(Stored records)
______________________________

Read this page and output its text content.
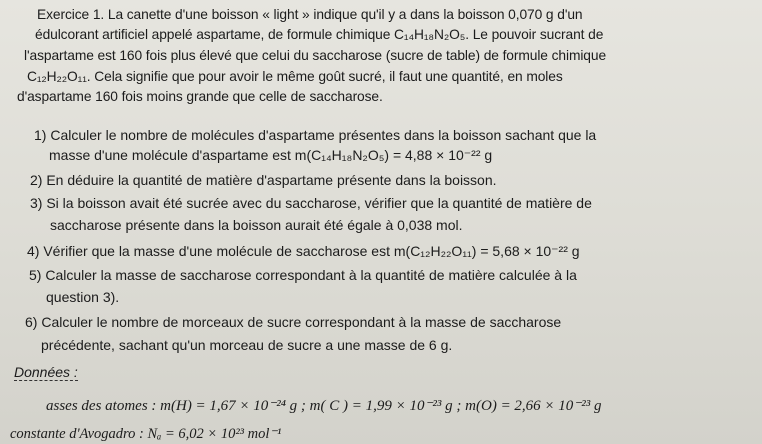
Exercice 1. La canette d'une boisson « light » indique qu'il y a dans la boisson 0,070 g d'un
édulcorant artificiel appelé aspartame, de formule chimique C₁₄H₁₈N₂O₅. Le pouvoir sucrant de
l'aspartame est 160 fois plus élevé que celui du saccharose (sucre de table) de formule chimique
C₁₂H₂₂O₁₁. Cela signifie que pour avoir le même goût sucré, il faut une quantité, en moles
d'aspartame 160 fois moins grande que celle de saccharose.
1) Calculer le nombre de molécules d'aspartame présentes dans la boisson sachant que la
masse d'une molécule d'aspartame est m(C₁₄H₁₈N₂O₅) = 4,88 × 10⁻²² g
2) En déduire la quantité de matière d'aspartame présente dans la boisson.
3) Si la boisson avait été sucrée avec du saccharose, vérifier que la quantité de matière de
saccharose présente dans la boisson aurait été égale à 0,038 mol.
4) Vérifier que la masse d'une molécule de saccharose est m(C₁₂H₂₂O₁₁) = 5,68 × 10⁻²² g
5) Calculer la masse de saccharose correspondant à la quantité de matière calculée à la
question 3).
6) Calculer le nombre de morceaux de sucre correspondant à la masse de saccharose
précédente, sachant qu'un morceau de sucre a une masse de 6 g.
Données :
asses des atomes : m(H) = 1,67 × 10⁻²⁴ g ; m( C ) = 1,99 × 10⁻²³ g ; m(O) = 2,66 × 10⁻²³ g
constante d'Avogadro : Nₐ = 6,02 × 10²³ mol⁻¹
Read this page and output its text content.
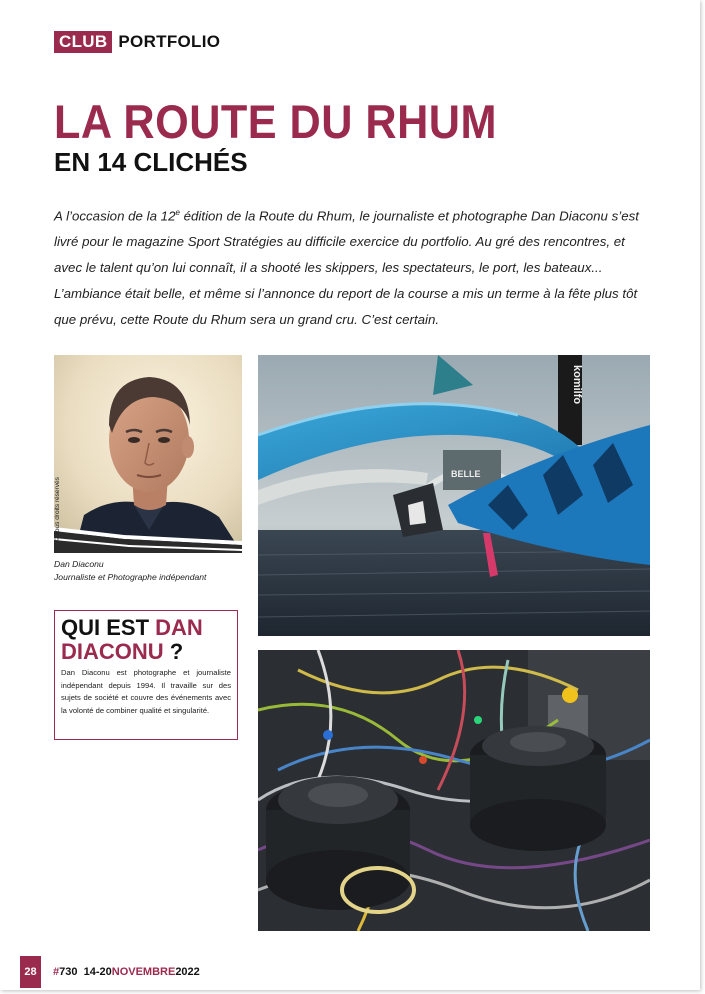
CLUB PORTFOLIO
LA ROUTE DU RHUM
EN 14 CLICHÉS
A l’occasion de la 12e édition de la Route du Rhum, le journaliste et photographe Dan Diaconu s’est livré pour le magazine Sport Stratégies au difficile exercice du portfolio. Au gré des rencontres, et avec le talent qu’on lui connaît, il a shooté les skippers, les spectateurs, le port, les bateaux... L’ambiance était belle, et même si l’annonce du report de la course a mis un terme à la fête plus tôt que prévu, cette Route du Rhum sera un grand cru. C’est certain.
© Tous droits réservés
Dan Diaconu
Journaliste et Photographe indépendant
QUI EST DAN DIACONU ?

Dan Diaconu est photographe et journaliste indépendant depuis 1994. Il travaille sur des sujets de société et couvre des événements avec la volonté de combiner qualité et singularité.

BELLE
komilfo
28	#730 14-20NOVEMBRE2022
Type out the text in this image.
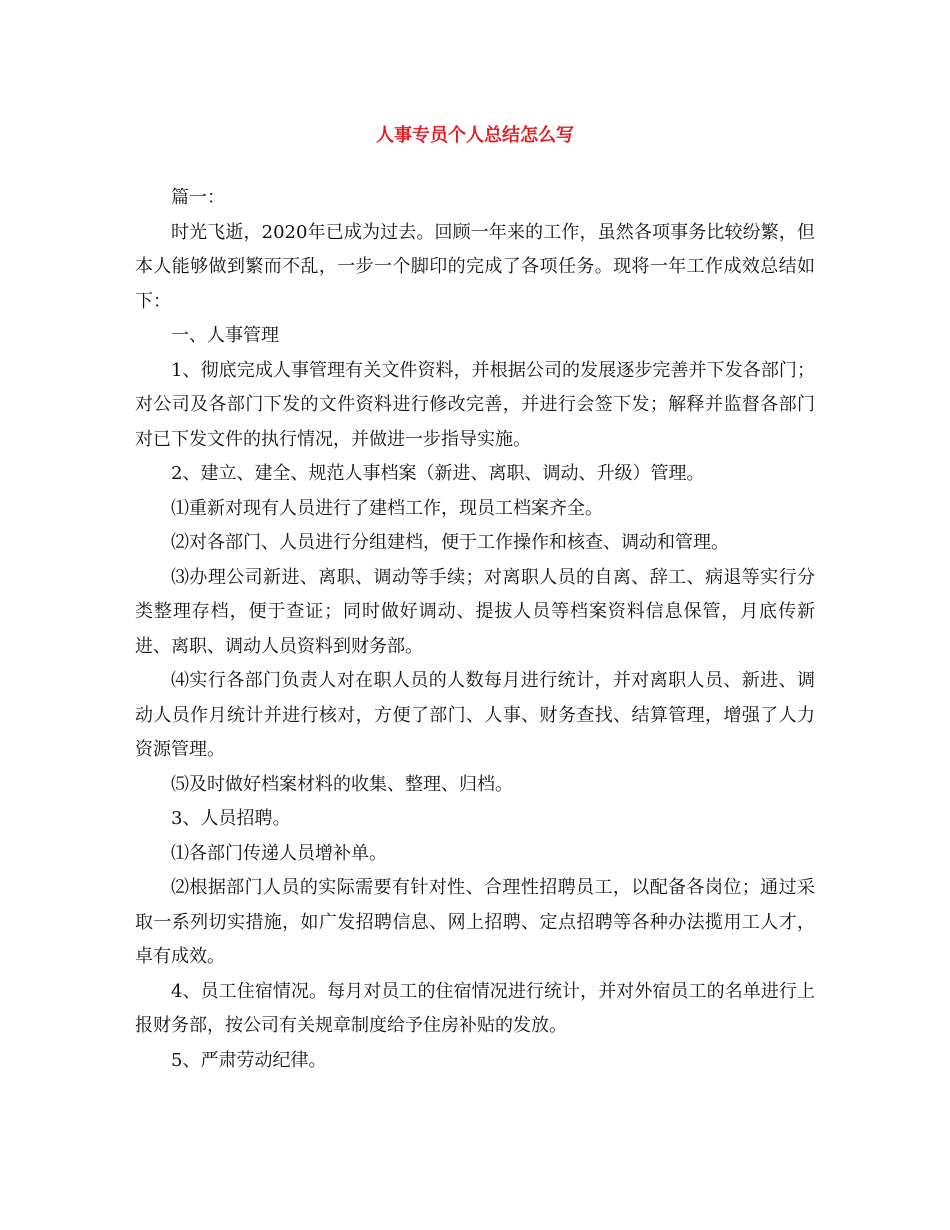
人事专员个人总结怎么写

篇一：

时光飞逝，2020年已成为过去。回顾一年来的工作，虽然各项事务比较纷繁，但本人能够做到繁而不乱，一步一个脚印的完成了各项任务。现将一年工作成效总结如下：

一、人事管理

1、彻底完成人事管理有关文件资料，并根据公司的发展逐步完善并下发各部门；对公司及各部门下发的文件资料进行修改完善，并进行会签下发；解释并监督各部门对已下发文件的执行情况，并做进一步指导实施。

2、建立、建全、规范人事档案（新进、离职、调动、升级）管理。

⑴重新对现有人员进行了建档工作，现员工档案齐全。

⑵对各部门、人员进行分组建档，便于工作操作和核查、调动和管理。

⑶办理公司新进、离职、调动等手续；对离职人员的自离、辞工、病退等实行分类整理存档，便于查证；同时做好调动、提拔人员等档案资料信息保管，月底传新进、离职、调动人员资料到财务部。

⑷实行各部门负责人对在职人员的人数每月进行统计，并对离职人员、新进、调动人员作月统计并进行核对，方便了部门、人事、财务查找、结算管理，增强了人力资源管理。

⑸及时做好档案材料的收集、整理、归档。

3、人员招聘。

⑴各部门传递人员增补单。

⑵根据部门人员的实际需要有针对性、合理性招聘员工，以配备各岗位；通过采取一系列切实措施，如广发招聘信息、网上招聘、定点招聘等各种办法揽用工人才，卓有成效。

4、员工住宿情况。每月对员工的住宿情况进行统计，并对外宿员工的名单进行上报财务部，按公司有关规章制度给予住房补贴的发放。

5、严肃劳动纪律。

______________________________

▸ **Work to complete**: Without including the pictures, reproduce all entries exactly.

▸ **Answer to the problem**:
Read this page and output its text content.
Exercice 1. La canette d'une boisson « light » indique qu'il y a dans la boisson 0,070 g d'un
édulcorant artificiel appelé aspartame, de formule chimique C₁₄H₁₈N₂O₅. Le pouvoir sucrant de
l'aspartame est 160 fois plus élevé que celui du saccharose (sucre de table) de formule chimique
C₁₂H₂₂O₁₁. Cela signifie que pour avoir le même goût sucré, il faut une quantité, en moles
d'aspartame 160 fois moins grande que celle de saccharose.
1) Calculer le nombre de molécules d'aspartame présentes dans la boisson sachant que la
masse d'une molécule d'aspartame est m(C₁₄H₁₈N₂O₅) = 4,88 × 10⁻²² g
2) En déduire la quantité de matière d'aspartame présente dans la boisson.
3) Si la boisson avait été sucrée avec du saccharose, vérifier que la quantité de matière de
saccharose présente dans la boisson aurait été égale à 0,038 mol.
4) Vérifier que la masse d'une molécule de saccharose est m(C₁₂H₂₂O₁₁) = 5,68 × 10⁻²² g
5) Calculer la masse de saccharose correspondant à la quantité de matière calculée à la
question 3).
6) Calculer le nombre de morceaux de sucre correspondant à la masse de saccharose
précédente, sachant qu'un morceau de sucre a une masse de 6 g.
Données :
asses des atomes : m(H) = 1,67 × 10⁻²⁴ g ; m( C ) = 1,99 × 10⁻²³ g ; m(O) = 2,66 × 10⁻²³ g
constante d'Avogadro : Nₐ = 6,02 × 10²³ mol⁻¹
Read this page and output its text content.
CLUB PORTFOLIO
LA ROUTE DU RHUM
EN 14 CLICHÉS
A l’occasion de la 12e édition de la Route du Rhum, le journaliste et photographe Dan Diaconu s’est livré pour le magazine Sport Stratégies au difficile exercice du portfolio. Au gré des rencontres, et avec le talent qu’on lui connaît, il a shooté les skippers, les spectateurs, le port, les bateaux... L’ambiance était belle, et même si l’annonce du report de la course a mis un terme à la fête plus tôt que prévu, cette Route du Rhum sera un grand cru. C’est certain.
© Tous droits réservés
Dan Diaconu
Journaliste et Photographe indépendant
QUI EST DAN DIACONU ?

Dan Diaconu est photographe et journaliste indépendant depuis 1994. Il travaille sur des sujets de société et couvre des événements avec la volonté de combiner qualité et singularité.

BELLE
komilfo
28	#730 14-20NOVEMBRE2022
Type out the text in this image.
人事专员个人总结怎么写

篇一：

时光飞逝，2020年已成为过去。回顾一年来的工作，虽然各项事务比较纷繁，但本人能够做到繁而不乱，一步一个脚印的完成了各项任务。现将一年工作成效总结如下：

一、人事管理

1、彻底完成人事管理有关文件资料，并根据公司的发展逐步完善并下发各部门；对公司及各部门下发的文件资料进行修改完善，并进行会签下发；解释并监督各部门对已下发文件的执行情况，并做进一步指导实施。

2、建立、建全、规范人事档案（新进、离职、调动、升级）管理。

⑴重新对现有人员进行了建档工作，现员工档案齐全。

⑵对各部门、人员进行分组建档，便于工作操作和核查、调动和管理。

⑶办理公司新进、离职、调动等手续；对离职人员的自离、辞工、病退等实行分类整理存档，便于查证；同时做好调动、提拔人员等档案资料信息保管，月底传新进、离职、调动人员资料到财务部。

⑷实行各部门负责人对在职人员的人数每月进行统计，并对离职人员、新进、调动人员作月统计并进行核对，方便了部门、人事、财务查找、结算管理，增强了人力资源管理。

⑸及时做好档案材料的收集、整理、归档。

3、人员招聘。

⑴各部门传递人员增补单。

⑵根据部门人员的实际需要有针对性、合理性招聘员工，以配备各岗位；通过采取一系列切实措施，如广发招聘信息、网上招聘、定点招聘等各种办法揽用工人才，卓有成效。

4、员工住宿情况。每月对员工的住宿情况进行统计，并对外宿员工的名单进行上报财务部，按公司有关规章制度给予住房补贴的发放。

5、严肃劳动纪律。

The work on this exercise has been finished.